→ **Exercise data**:
****

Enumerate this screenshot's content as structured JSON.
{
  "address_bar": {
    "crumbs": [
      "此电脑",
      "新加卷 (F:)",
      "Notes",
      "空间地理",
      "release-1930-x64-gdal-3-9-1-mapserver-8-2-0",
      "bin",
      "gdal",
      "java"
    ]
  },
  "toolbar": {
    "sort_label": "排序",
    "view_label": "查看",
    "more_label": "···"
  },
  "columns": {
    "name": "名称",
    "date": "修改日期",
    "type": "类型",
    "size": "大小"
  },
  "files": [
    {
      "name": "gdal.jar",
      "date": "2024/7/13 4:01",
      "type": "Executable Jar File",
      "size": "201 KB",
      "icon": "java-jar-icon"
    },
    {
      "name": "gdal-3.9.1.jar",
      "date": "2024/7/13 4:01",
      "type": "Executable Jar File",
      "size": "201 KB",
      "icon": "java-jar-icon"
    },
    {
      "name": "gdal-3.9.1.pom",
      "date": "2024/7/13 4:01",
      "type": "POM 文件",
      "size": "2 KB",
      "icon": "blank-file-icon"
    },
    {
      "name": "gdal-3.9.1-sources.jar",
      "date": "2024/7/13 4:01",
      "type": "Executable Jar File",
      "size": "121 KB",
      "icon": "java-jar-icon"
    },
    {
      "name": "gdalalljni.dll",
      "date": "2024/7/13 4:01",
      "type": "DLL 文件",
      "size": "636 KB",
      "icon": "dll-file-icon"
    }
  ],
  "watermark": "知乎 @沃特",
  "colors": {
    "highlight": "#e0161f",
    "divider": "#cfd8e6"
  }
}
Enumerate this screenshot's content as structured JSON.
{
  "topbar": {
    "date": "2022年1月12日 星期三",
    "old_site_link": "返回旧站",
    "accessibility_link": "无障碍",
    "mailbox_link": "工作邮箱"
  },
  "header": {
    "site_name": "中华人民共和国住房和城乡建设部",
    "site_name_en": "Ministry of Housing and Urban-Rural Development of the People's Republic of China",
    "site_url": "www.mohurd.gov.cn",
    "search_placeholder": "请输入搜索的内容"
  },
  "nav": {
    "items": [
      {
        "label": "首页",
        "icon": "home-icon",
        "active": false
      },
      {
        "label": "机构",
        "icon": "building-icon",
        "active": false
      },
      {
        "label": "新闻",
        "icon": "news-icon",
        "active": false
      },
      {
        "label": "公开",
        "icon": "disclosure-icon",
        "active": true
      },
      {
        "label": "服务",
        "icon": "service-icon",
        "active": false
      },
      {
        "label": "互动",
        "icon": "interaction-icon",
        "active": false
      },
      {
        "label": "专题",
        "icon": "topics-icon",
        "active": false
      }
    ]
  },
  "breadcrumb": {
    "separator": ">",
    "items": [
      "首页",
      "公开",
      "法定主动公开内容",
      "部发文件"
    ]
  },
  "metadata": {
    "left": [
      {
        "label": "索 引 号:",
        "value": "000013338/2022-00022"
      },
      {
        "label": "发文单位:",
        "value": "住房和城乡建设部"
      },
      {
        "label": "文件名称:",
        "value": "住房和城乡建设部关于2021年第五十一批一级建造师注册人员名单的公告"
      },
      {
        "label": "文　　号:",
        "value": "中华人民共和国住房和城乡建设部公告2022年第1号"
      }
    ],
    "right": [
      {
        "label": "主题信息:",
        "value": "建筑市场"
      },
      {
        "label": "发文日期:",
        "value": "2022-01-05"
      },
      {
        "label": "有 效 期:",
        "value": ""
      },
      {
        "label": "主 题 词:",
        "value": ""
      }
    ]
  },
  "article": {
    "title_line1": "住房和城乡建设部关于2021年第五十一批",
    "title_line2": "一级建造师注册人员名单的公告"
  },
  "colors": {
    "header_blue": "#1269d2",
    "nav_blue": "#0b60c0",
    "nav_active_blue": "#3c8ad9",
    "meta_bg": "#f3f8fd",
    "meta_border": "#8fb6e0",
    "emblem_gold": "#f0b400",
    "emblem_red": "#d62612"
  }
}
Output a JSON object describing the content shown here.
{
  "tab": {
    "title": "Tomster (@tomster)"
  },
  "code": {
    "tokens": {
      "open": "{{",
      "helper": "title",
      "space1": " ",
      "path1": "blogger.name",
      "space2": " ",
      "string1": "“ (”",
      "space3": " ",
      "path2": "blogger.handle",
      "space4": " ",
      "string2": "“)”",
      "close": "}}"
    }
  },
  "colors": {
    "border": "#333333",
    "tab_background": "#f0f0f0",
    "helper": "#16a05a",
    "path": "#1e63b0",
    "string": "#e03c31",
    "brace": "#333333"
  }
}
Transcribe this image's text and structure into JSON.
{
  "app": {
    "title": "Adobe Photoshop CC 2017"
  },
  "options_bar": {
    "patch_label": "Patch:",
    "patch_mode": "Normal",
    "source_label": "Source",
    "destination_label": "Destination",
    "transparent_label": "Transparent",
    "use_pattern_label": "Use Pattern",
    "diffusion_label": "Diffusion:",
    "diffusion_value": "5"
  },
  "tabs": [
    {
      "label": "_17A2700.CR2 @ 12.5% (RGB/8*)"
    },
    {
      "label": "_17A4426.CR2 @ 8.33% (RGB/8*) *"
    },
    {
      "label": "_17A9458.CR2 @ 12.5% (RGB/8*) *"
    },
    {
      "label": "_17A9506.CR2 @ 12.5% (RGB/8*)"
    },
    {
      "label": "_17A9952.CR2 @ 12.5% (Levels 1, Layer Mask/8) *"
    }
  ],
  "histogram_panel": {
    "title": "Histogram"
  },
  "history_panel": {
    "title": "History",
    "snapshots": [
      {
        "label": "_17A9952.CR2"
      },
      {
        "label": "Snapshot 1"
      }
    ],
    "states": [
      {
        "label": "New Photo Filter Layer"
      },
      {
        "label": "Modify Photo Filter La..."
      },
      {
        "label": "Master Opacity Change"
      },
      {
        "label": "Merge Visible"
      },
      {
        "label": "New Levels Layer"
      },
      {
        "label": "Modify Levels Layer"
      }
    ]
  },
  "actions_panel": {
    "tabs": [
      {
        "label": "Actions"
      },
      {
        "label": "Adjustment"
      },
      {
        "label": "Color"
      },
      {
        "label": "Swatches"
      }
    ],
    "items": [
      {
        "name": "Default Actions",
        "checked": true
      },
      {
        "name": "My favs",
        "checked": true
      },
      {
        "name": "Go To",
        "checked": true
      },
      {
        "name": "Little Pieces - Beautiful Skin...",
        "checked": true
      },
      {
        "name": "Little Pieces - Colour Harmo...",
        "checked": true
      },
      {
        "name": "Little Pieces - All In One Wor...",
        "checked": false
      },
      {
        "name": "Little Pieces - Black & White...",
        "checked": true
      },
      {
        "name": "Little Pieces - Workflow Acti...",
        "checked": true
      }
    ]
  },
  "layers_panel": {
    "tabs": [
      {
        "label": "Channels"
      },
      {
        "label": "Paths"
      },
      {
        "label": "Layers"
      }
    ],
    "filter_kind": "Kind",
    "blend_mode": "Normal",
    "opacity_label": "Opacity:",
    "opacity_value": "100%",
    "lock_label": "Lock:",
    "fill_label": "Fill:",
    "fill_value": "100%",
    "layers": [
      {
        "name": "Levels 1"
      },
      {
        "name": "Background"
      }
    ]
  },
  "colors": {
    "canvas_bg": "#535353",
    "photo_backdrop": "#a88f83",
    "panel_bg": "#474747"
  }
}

****

→ **Instructions for the task**:
Look through the entries and return every line where "Little" appears.

→ **Answer to the exercise**:
        "name": "Little Pieces - Beautiful Skin...",
        "name": "Little Pieces - Colour Harmo...",
        "name": "Little Pieces - All In One Wor...",
        "name": "Little Pieces - Black & White...",
        "name": "Little Pieces - Workflow Acti...",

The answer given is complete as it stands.